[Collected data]
# # #

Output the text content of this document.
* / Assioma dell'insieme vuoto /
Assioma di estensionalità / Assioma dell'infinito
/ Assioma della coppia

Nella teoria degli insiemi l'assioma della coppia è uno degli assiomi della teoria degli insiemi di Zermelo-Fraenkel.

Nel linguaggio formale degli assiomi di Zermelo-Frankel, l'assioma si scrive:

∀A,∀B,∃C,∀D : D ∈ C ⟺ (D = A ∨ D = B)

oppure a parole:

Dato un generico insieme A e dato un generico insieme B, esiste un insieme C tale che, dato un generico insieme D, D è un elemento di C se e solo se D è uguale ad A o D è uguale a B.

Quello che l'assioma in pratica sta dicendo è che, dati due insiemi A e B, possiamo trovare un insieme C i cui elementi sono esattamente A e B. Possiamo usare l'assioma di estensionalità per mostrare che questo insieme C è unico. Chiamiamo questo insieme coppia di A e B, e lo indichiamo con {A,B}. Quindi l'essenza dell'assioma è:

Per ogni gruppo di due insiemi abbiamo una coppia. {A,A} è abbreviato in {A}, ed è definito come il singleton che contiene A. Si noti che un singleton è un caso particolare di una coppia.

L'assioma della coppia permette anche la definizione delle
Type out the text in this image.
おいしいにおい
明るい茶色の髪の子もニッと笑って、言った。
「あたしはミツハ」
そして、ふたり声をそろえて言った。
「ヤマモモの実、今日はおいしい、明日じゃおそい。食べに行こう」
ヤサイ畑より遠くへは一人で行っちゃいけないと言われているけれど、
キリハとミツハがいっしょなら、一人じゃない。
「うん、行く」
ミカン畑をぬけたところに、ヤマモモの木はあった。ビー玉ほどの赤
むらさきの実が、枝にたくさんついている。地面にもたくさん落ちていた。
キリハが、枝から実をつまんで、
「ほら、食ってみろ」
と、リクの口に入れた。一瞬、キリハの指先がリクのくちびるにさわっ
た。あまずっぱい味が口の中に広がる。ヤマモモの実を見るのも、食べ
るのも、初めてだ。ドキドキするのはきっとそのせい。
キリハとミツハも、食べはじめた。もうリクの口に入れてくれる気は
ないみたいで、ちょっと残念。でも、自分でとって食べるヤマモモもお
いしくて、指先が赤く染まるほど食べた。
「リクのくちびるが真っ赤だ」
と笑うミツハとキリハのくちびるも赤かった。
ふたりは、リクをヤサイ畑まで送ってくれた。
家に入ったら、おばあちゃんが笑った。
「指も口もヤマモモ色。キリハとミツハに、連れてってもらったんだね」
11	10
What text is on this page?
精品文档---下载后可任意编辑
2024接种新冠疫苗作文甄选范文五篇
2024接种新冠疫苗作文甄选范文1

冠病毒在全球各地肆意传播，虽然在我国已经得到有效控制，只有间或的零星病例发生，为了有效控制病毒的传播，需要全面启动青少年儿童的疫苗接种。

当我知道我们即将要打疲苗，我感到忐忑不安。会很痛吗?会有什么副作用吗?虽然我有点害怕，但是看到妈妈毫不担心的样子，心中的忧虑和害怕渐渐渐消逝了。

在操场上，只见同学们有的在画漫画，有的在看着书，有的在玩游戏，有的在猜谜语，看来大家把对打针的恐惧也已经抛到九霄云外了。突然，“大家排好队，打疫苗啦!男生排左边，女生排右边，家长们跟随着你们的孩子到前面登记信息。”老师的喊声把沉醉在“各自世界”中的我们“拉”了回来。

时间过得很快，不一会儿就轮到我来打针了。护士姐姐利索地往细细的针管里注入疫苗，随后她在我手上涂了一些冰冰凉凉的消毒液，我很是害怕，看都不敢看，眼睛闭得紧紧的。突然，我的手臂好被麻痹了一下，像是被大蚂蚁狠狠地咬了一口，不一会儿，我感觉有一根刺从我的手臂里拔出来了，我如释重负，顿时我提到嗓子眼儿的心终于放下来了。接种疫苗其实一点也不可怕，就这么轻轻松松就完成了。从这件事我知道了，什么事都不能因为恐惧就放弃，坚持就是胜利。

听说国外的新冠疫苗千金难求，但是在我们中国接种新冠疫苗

# # #

● **BRIEF**: The line containing "What text is on this page?" and every line after it, through the end of the records, should be repeated exactly and alone.

● **WRITTEN RESPONSE**:
What text is on this page?
精品文档---下载后可任意编辑
2024接种新冠疫苗作文甄选范文五篇
2024接种新冠疫苗作文甄选范文1

冠病毒在全球各地肆意传播，虽然在我国已经得到有效控制，只有间或的零星病例发生，为了有效控制病毒的传播，需要全面启动青少年儿童的疫苗接种。

当我知道我们即将要打疲苗，我感到忐忑不安。会很痛吗?会有什么副作用吗?虽然我有点害怕，但是看到妈妈毫不担心的样子，心中的忧虑和害怕渐渐渐消逝了。

在操场上，只见同学们有的在画漫画，有的在看着书，有的在玩游戏，有的在猜谜语，看来大家把对打针的恐惧也已经抛到九霄云外了。突然，“大家排好队，打疫苗啦!男生排左边，女生排右边，家长们跟随着你们的孩子到前面登记信息。”老师的喊声把沉醉在“各自世界”中的我们“拉”了回来。

时间过得很快，不一会儿就轮到我来打针了。护士姐姐利索地往细细的针管里注入疫苗，随后她在我手上涂了一些冰冰凉凉的消毒液，我很是害怕，看都不敢看，眼睛闭得紧紧的。突然，我的手臂好被麻痹了一下，像是被大蚂蚁狠狠地咬了一口，不一会儿，我感觉有一根刺从我的手臂里拔出来了，我如释重负，顿时我提到嗓子眼儿的心终于放下来了。接种疫苗其实一点也不可怕，就这么轻轻松松就完成了。从这件事我知道了，什么事都不能因为恐惧就放弃，坚持就是胜利。

听说国外的新冠疫苗千金难求，但是在我们中国接种新冠疫苗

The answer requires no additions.